WHAT THE EXERCISE ASKS: Exclude the pictures and return every line exactly as written.

-- Start PROVIDED RECORDS --

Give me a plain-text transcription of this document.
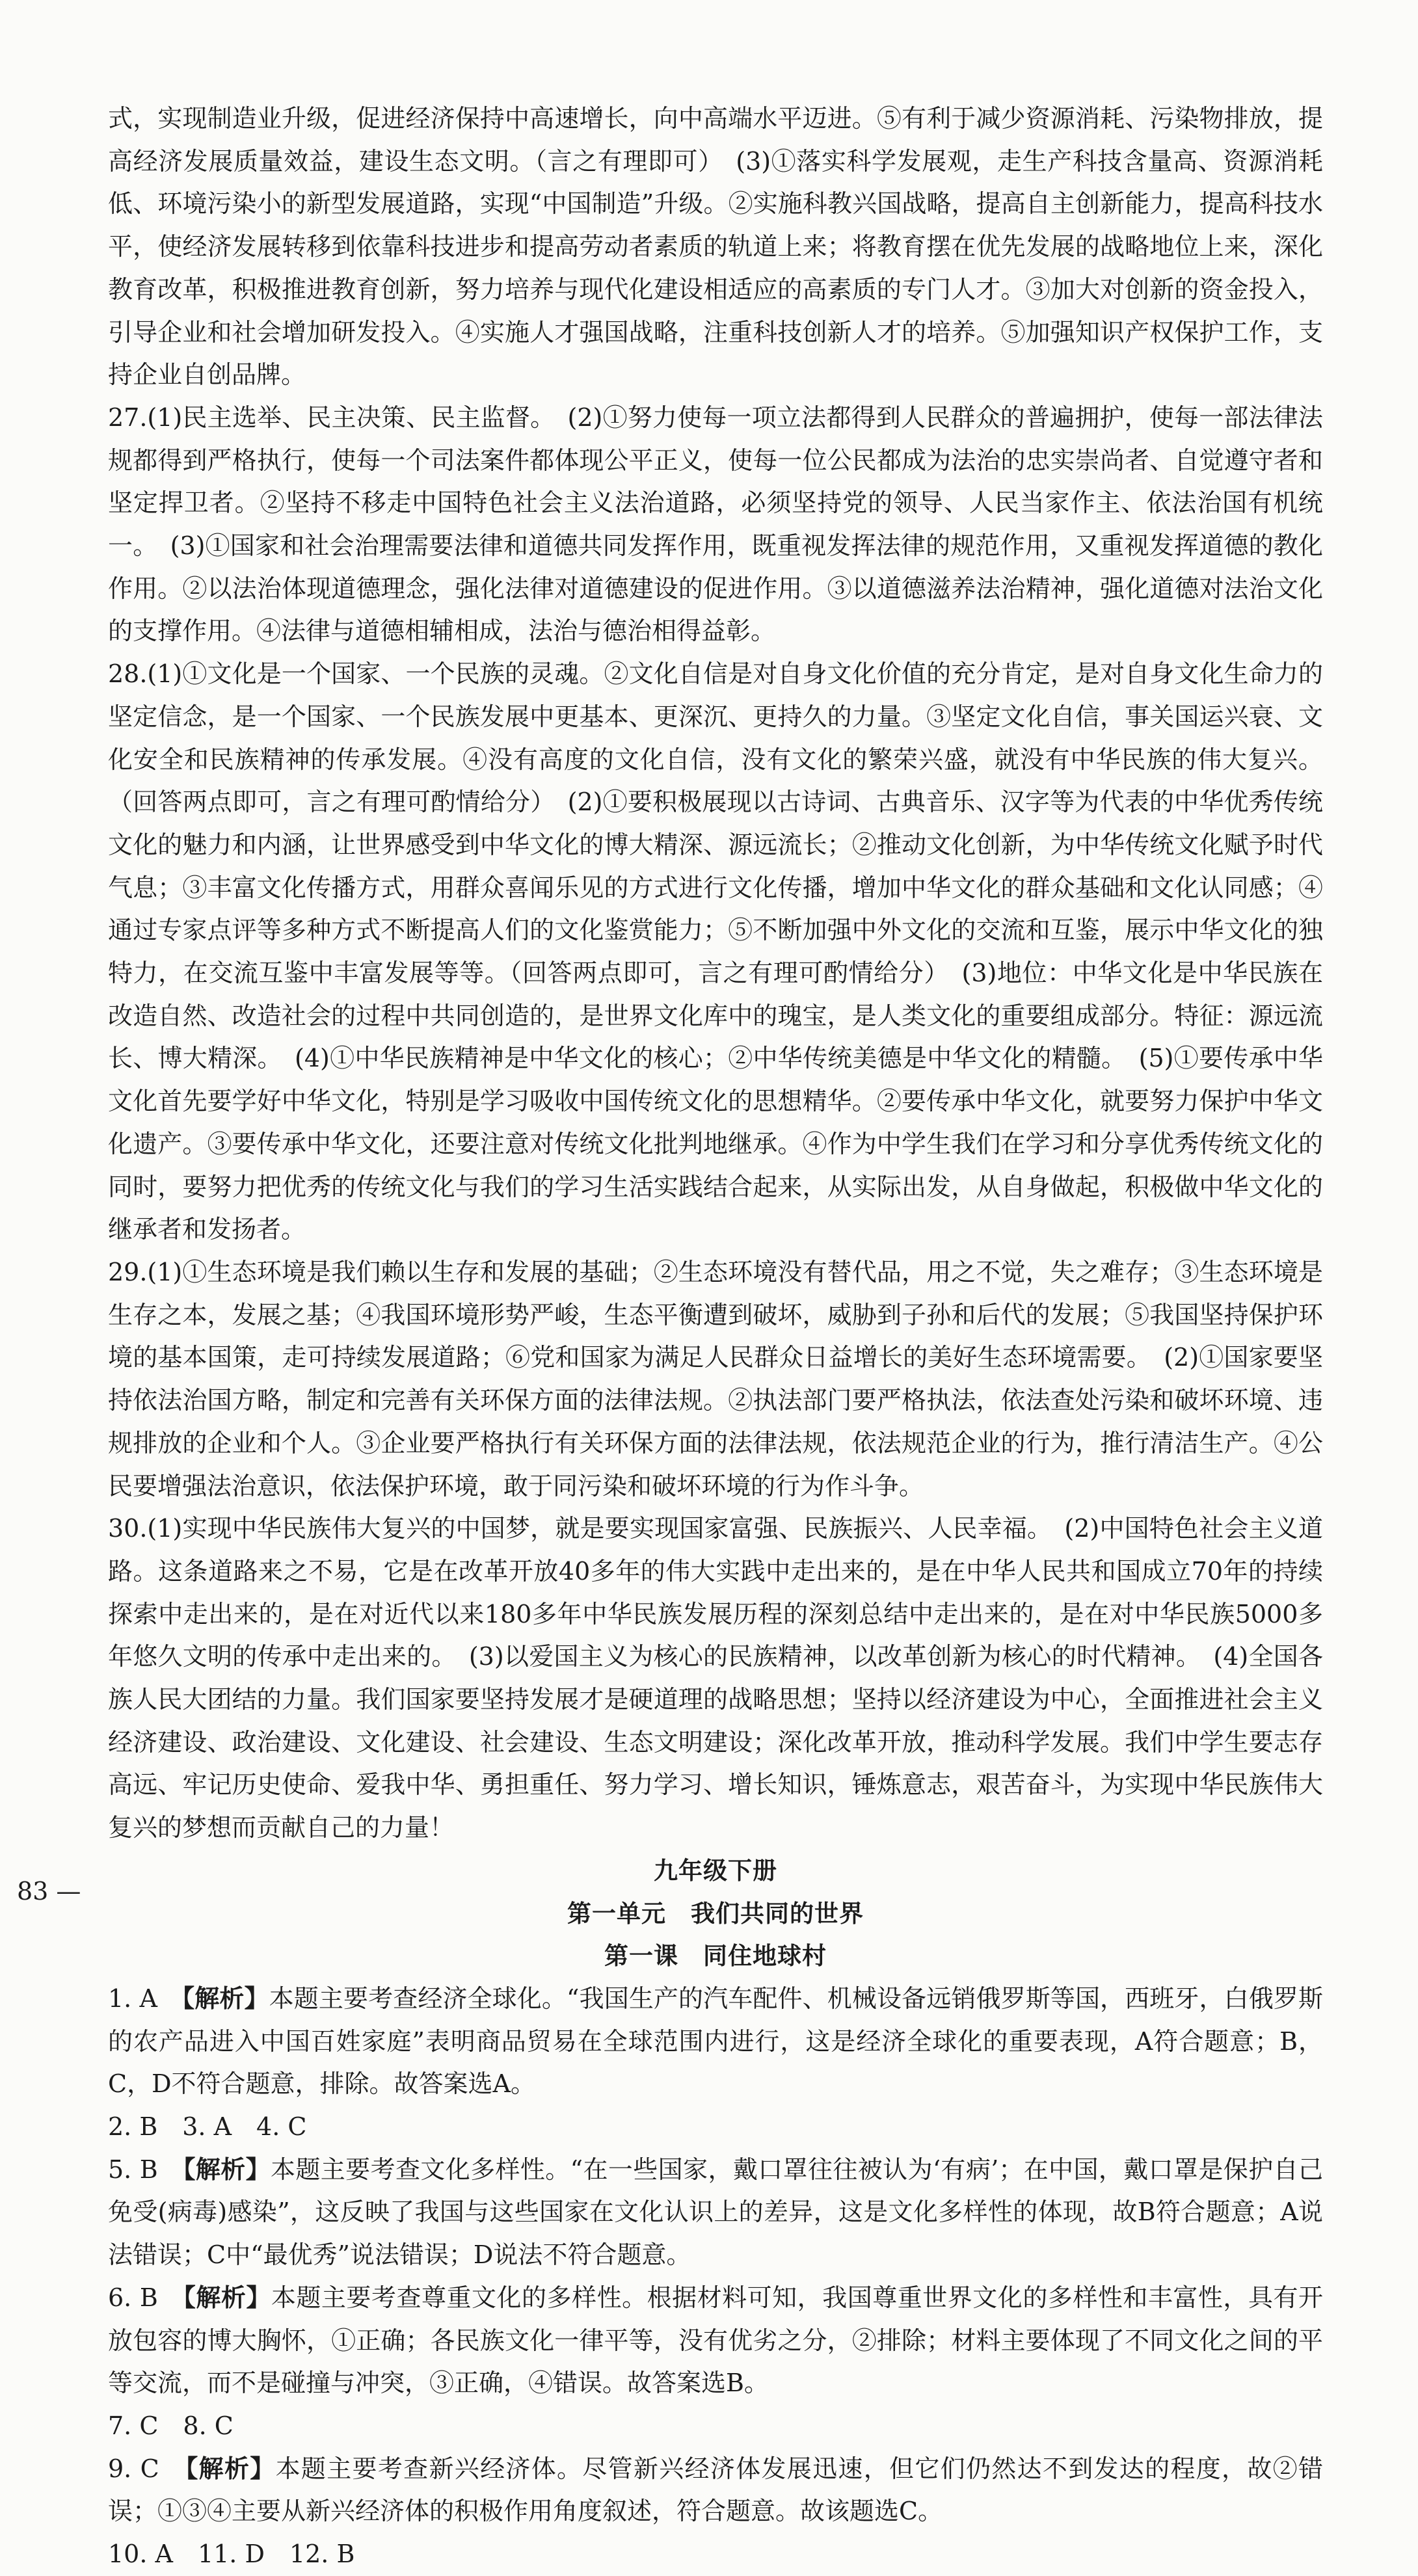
式，实现制造业升级，促进经济保持中高速增长，向中高端水平迈进。⑤有利于减少资源消耗、污染物排放，提高经济发展质量效益，建设生态文明。（言之有理即可）　(3)①落实科学发展观，走生产科技含量高、资源消耗低、环境污染小的新型发展道路，实现“中国制造”升级。②实施科教兴国战略，提高自主创新能力，提高科技水平，使经济发展转移到依靠科技进步和提高劳动者素质的轨道上来；将教育摆在优先发展的战略地位上来，深化教育改革，积极推进教育创新，努力培养与现代化建设相适应的高素质的专门人才。③加大对创新的资金投入，引导企业和社会增加研发投入。④实施人才强国战略，注重科技创新人才的培养。⑤加强知识产权保护工作，支持企业自创品牌。

27.(1)民主选举、民主决策、民主监督。　(2)①努力使每一项立法都得到人民群众的普遍拥护，使每一部法律法规都得到严格执行，使每一个司法案件都体现公平正义，使每一位公民都成为法治的忠实崇尚者、自觉遵守者和坚定捍卫者。②坚持不移走中国特色社会主义法治道路，必须坚持党的领导、人民当家作主、依法治国有机统一。　(3)①国家和社会治理需要法律和道德共同发挥作用，既重视发挥法律的规范作用，又重视发挥道德的教化作用。②以法治体现道德理念，强化法律对道德建设的促进作用。③以道德滋养法治精神，强化道德对法治文化的支撑作用。④法律与道德相辅相成，法治与德治相得益彰。

28.(1)①文化是一个国家、一个民族的灵魂。②文化自信是对自身文化价值的充分肯定，是对自身文化生命力的坚定信念，是一个国家、一个民族发展中更基本、更深沉、更持久的力量。③坚定文化自信，事关国运兴衰、文化安全和民族精神的传承发展。④没有高度的文化自信，没有文化的繁荣兴盛，就没有中华民族的伟大复兴。（回答两点即可，言之有理可酌情给分）　(2)①要积极展现以古诗词、古典音乐、汉字等为代表的中华优秀传统文化的魅力和内涵，让世界感受到中华文化的博大精深、源远流长；②推动文化创新，为中华传统文化赋予时代气息；③丰富文化传播方式，用群众喜闻乐见的方式进行文化传播，增加中华文化的群众基础和文化认同感；④通过专家点评等多种方式不断提高人们的文化鉴赏能力；⑤不断加强中外文化的交流和互鉴，展示中华文化的独特力，在交流互鉴中丰富发展等等。（回答两点即可，言之有理可酌情给分）　(3)地位：中华文化是中华民族在改造自然、改造社会的过程中共同创造的，是世界文化库中的瑰宝，是人类文化的重要组成部分。特征：源远流长、博大精深。　(4)①中华民族精神是中华文化的核心；②中华传统美德是中华文化的精髓。　(5)①要传承中华文化首先要学好中华文化，特别是学习吸收中国传统文化的思想精华。②要传承中华文化，就要努力保护中华文化遗产。③要传承中华文化，还要注意对传统文化批判地继承。④作为中学生我们在学习和分享优秀传统文化的同时，要努力把优秀的传统文化与我们的学习生活实践结合起来，从实际出发，从自身做起，积极做中华文化的继承者和发扬者。

29.(1)①生态环境是我们赖以生存和发展的基础；②生态环境没有替代品，用之不觉，失之难存；③生态环境是生存之本，发展之基；④我国环境形势严峻，生态平衡遭到破坏，威胁到子孙和后代的发展；⑤我国坚持保护环境的基本国策，走可持续发展道路；⑥党和国家为满足人民群众日益增长的美好生态环境需要。　(2)①国家要坚持依法治国方略，制定和完善有关环保方面的法律法规。②执法部门要严格执法，依法查处污染和破坏环境、违规排放的企业和个人。③企业要严格执行有关环保方面的法律法规，依法规范企业的行为，推行清洁生产。④公民要增强法治意识，依法保护环境，敢于同污染和破坏环境的行为作斗争。

30.(1)实现中华民族伟大复兴的中国梦，就是要实现国家富强、民族振兴、人民幸福。　(2)中国特色社会主义道路。这条道路来之不易，它是在改革开放40多年的伟大实践中走出来的，是在中华人民共和国成立70年的持续探索中走出来的，是在对近代以来180多年中华民族发展历程的深刻总结中走出来的，是在对中华民族5000多年悠久文明的传承中走出来的。　(3)以爱国主义为核心的民族精神，以改革创新为核心的时代精神。　(4)全国各族人民大团结的力量。我们国家要坚持发展才是硬道理的战略思想；坚持以经济建设为中心，全面推进社会主义经济建设、政治建设、文化建设、社会建设、生态文明建设；深化改革开放，推动科学发展。我们中学生要志存高远、牢记历史使命、爱我中华、勇担重任、努力学习、增长知识，锤炼意志，艰苦奋斗，为实现中华民族伟大复兴的梦想而贡献自己的力量！

九年级下册

第一单元　我们共同的世界

第一课　同住地球村

1. A　【解析】本题主要考查经济全球化。“我国生产的汽车配件、机械设备远销俄罗斯等国，西班牙，白俄罗斯的农产品进入中国百姓家庭”表明商品贸易在全球范围内进行，这是经济全球化的重要表现，A符合题意；B，C，D不符合题意，排除。故答案选A。

2. B　3. A　4. C

5. B　【解析】本题主要考查文化多样性。“在一些国家，戴口罩往往被认为‘有病’；在中国，戴口罩是保护自己免受(病毒)感染”，这反映了我国与这些国家在文化认识上的差异，这是文化多样性的体现，故B符合题意；A说法错误；C中“最优秀”说法错误；D说法不符合题意。

6. B　【解析】本题主要考查尊重文化的多样性。根据材料可知，我国尊重世界文化的多样性和丰富性，具有开放包容的博大胸怀，①正确；各民族文化一律平等，没有优劣之分，②排除；材料主要体现了不同文化之间的平等交流，而不是碰撞与冲突，③正确，④错误。故答案选B。

7. C　8. C

9. C　【解析】本题主要考查新兴经济体。尽管新兴经济体发展迅速，但它们仍然达不到发达的程度，故②错误；①③④主要从新兴经济体的积极作用角度叙述，符合题意。故该题选C。

10. A　11. D　12. B

83 —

-- End PROVIDED RECORDS --

CORRECT RESULT:
Give me a plain-text transcription of this document.
式，实现制造业升级，促进经济保持中高速增长，向中高端水平迈进。⑤有利于减少资源消耗、污染物排放，提高经济发展质量效益，建设生态文明。（言之有理即可）　(3)①落实科学发展观，走生产科技含量高、资源消耗低、环境污染小的新型发展道路，实现“中国制造”升级。②实施科教兴国战略，提高自主创新能力，提高科技水平，使经济发展转移到依靠科技进步和提高劳动者素质的轨道上来；将教育摆在优先发展的战略地位上来，深化教育改革，积极推进教育创新，努力培养与现代化建设相适应的高素质的专门人才。③加大对创新的资金投入，引导企业和社会增加研发投入。④实施人才强国战略，注重科技创新人才的培养。⑤加强知识产权保护工作，支持企业自创品牌。

27.(1)民主选举、民主决策、民主监督。　(2)①努力使每一项立法都得到人民群众的普遍拥护，使每一部法律法规都得到严格执行，使每一个司法案件都体现公平正义，使每一位公民都成为法治的忠实崇尚者、自觉遵守者和坚定捍卫者。②坚持不移走中国特色社会主义法治道路，必须坚持党的领导、人民当家作主、依法治国有机统一。　(3)①国家和社会治理需要法律和道德共同发挥作用，既重视发挥法律的规范作用，又重视发挥道德的教化作用。②以法治体现道德理念，强化法律对道德建设的促进作用。③以道德滋养法治精神，强化道德对法治文化的支撑作用。④法律与道德相辅相成，法治与德治相得益彰。

28.(1)①文化是一个国家、一个民族的灵魂。②文化自信是对自身文化价值的充分肯定，是对自身文化生命力的坚定信念，是一个国家、一个民族发展中更基本、更深沉、更持久的力量。③坚定文化自信，事关国运兴衰、文化安全和民族精神的传承发展。④没有高度的文化自信，没有文化的繁荣兴盛，就没有中华民族的伟大复兴。（回答两点即可，言之有理可酌情给分）　(2)①要积极展现以古诗词、古典音乐、汉字等为代表的中华优秀传统文化的魅力和内涵，让世界感受到中华文化的博大精深、源远流长；②推动文化创新，为中华传统文化赋予时代气息；③丰富文化传播方式，用群众喜闻乐见的方式进行文化传播，增加中华文化的群众基础和文化认同感；④通过专家点评等多种方式不断提高人们的文化鉴赏能力；⑤不断加强中外文化的交流和互鉴，展示中华文化的独特力，在交流互鉴中丰富发展等等。（回答两点即可，言之有理可酌情给分）　(3)地位：中华文化是中华民族在改造自然、改造社会的过程中共同创造的，是世界文化库中的瑰宝，是人类文化的重要组成部分。特征：源远流长、博大精深。　(4)①中华民族精神是中华文化的核心；②中华传统美德是中华文化的精髓。　(5)①要传承中华文化首先要学好中华文化，特别是学习吸收中国传统文化的思想精华。②要传承中华文化，就要努力保护中华文化遗产。③要传承中华文化，还要注意对传统文化批判地继承。④作为中学生我们在学习和分享优秀传统文化的同时，要努力把优秀的传统文化与我们的学习生活实践结合起来，从实际出发，从自身做起，积极做中华文化的继承者和发扬者。

29.(1)①生态环境是我们赖以生存和发展的基础；②生态环境没有替代品，用之不觉，失之难存；③生态环境是生存之本，发展之基；④我国环境形势严峻，生态平衡遭到破坏，威胁到子孙和后代的发展；⑤我国坚持保护环境的基本国策，走可持续发展道路；⑥党和国家为满足人民群众日益增长的美好生态环境需要。　(2)①国家要坚持依法治国方略，制定和完善有关环保方面的法律法规。②执法部门要严格执法，依法查处污染和破坏环境、违规排放的企业和个人。③企业要严格执行有关环保方面的法律法规，依法规范企业的行为，推行清洁生产。④公民要增强法治意识，依法保护环境，敢于同污染和破坏环境的行为作斗争。

30.(1)实现中华民族伟大复兴的中国梦，就是要实现国家富强、民族振兴、人民幸福。　(2)中国特色社会主义道路。这条道路来之不易，它是在改革开放40多年的伟大实践中走出来的，是在中华人民共和国成立70年的持续探索中走出来的，是在对近代以来180多年中华民族发展历程的深刻总结中走出来的，是在对中华民族5000多年悠久文明的传承中走出来的。　(3)以爱国主义为核心的民族精神，以改革创新为核心的时代精神。　(4)全国各族人民大团结的力量。我们国家要坚持发展才是硬道理的战略思想；坚持以经济建设为中心，全面推进社会主义经济建设、政治建设、文化建设、社会建设、生态文明建设；深化改革开放，推动科学发展。我们中学生要志存高远、牢记历史使命、爱我中华、勇担重任、努力学习、增长知识，锤炼意志，艰苦奋斗，为实现中华民族伟大复兴的梦想而贡献自己的力量！

九年级下册

第一单元　我们共同的世界

第一课　同住地球村

1. A　【解析】本题主要考查经济全球化。“我国生产的汽车配件、机械设备远销俄罗斯等国，西班牙，白俄罗斯的农产品进入中国百姓家庭”表明商品贸易在全球范围内进行，这是经济全球化的重要表现，A符合题意；B，C，D不符合题意，排除。故答案选A。

2. B　3. A　4. C

5. B　【解析】本题主要考查文化多样性。“在一些国家，戴口罩往往被认为‘有病’；在中国，戴口罩是保护自己免受(病毒)感染”，这反映了我国与这些国家在文化认识上的差异，这是文化多样性的体现，故B符合题意；A说法错误；C中“最优秀”说法错误；D说法不符合题意。

6. B　【解析】本题主要考查尊重文化的多样性。根据材料可知，我国尊重世界文化的多样性和丰富性，具有开放包容的博大胸怀，①正确；各民族文化一律平等，没有优劣之分，②排除；材料主要体现了不同文化之间的平等交流，而不是碰撞与冲突，③正确，④错误。故答案选B。

7. C　8. C

9. C　【解析】本题主要考查新兴经济体。尽管新兴经济体发展迅速，但它们仍然达不到发达的程度，故②错误；①③④主要从新兴经济体的积极作用角度叙述，符合题意。故该题选C。

10. A　11. D　12. B

83 —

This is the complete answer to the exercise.